## Your objective
Retype all of the entries word for word.

BEGIN Data

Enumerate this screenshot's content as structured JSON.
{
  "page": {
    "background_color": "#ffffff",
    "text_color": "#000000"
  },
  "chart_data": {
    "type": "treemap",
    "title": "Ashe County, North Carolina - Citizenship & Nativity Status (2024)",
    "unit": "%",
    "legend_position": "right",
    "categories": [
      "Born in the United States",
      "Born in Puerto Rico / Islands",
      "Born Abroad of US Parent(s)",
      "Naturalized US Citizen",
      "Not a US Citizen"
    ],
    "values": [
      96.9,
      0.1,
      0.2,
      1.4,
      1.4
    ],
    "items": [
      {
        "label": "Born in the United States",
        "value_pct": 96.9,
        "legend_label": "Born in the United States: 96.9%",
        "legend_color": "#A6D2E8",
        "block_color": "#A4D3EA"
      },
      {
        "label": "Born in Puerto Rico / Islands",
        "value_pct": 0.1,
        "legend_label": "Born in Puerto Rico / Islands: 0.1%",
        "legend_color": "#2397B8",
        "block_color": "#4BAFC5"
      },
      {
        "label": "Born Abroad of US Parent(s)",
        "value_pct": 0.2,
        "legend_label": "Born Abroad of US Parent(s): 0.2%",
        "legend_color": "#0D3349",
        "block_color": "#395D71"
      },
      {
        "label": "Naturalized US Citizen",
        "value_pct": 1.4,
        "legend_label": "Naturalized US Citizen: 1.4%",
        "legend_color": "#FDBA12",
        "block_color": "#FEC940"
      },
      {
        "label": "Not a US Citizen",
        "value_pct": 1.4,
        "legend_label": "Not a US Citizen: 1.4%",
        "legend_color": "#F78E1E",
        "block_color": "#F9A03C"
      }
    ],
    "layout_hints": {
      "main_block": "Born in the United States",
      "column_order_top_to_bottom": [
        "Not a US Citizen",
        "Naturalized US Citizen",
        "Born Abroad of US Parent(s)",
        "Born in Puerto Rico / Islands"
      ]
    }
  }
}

END Data

## Solution to the exercise
Enumerate this screenshot's content as structured JSON.
{
  "page": {
    "background_color": "#ffffff",
    "text_color": "#000000"
  },
  "chart_data": {
    "type": "treemap",
    "title": "Ashe County, North Carolina - Citizenship & Nativity Status (2024)",
    "unit": "%",
    "legend_position": "right",
    "categories": [
      "Born in the United States",
      "Born in Puerto Rico / Islands",
      "Born Abroad of US Parent(s)",
      "Naturalized US Citizen",
      "Not a US Citizen"
    ],
    "values": [
      96.9,
      0.1,
      0.2,
      1.4,
      1.4
    ],
    "items": [
      {
        "label": "Born in the United States",
        "value_pct": 96.9,
        "legend_label": "Born in the United States: 96.9%",
        "legend_color": "#A6D2E8",
        "block_color": "#A4D3EA"
      },
      {
        "label": "Born in Puerto Rico / Islands",
        "value_pct": 0.1,
        "legend_label": "Born in Puerto Rico / Islands: 0.1%",
        "legend_color": "#2397B8",
        "block_color": "#4BAFC5"
      },
      {
        "label": "Born Abroad of US Parent(s)",
        "value_pct": 0.2,
        "legend_label": "Born Abroad of US Parent(s): 0.2%",
        "legend_color": "#0D3349",
        "block_color": "#395D71"
      },
      {
        "label": "Naturalized US Citizen",
        "value_pct": 1.4,
        "legend_label": "Naturalized US Citizen: 1.4%",
        "legend_color": "#FDBA12",
        "block_color": "#FEC940"
      },
      {
        "label": "Not a US Citizen",
        "value_pct": 1.4,
        "legend_label": "Not a US Citizen: 1.4%",
        "legend_color": "#F78E1E",
        "block_color": "#F9A03C"
      }
    ],
    "layout_hints": {
      "main_block": "Born in the United States",
      "column_order_top_to_bottom": [
        "Not a US Citizen",
        "Naturalized US Citizen",
        "Born Abroad of US Parent(s)",
        "Born in Puerto Rico / Islands"
      ]
    }
  }
}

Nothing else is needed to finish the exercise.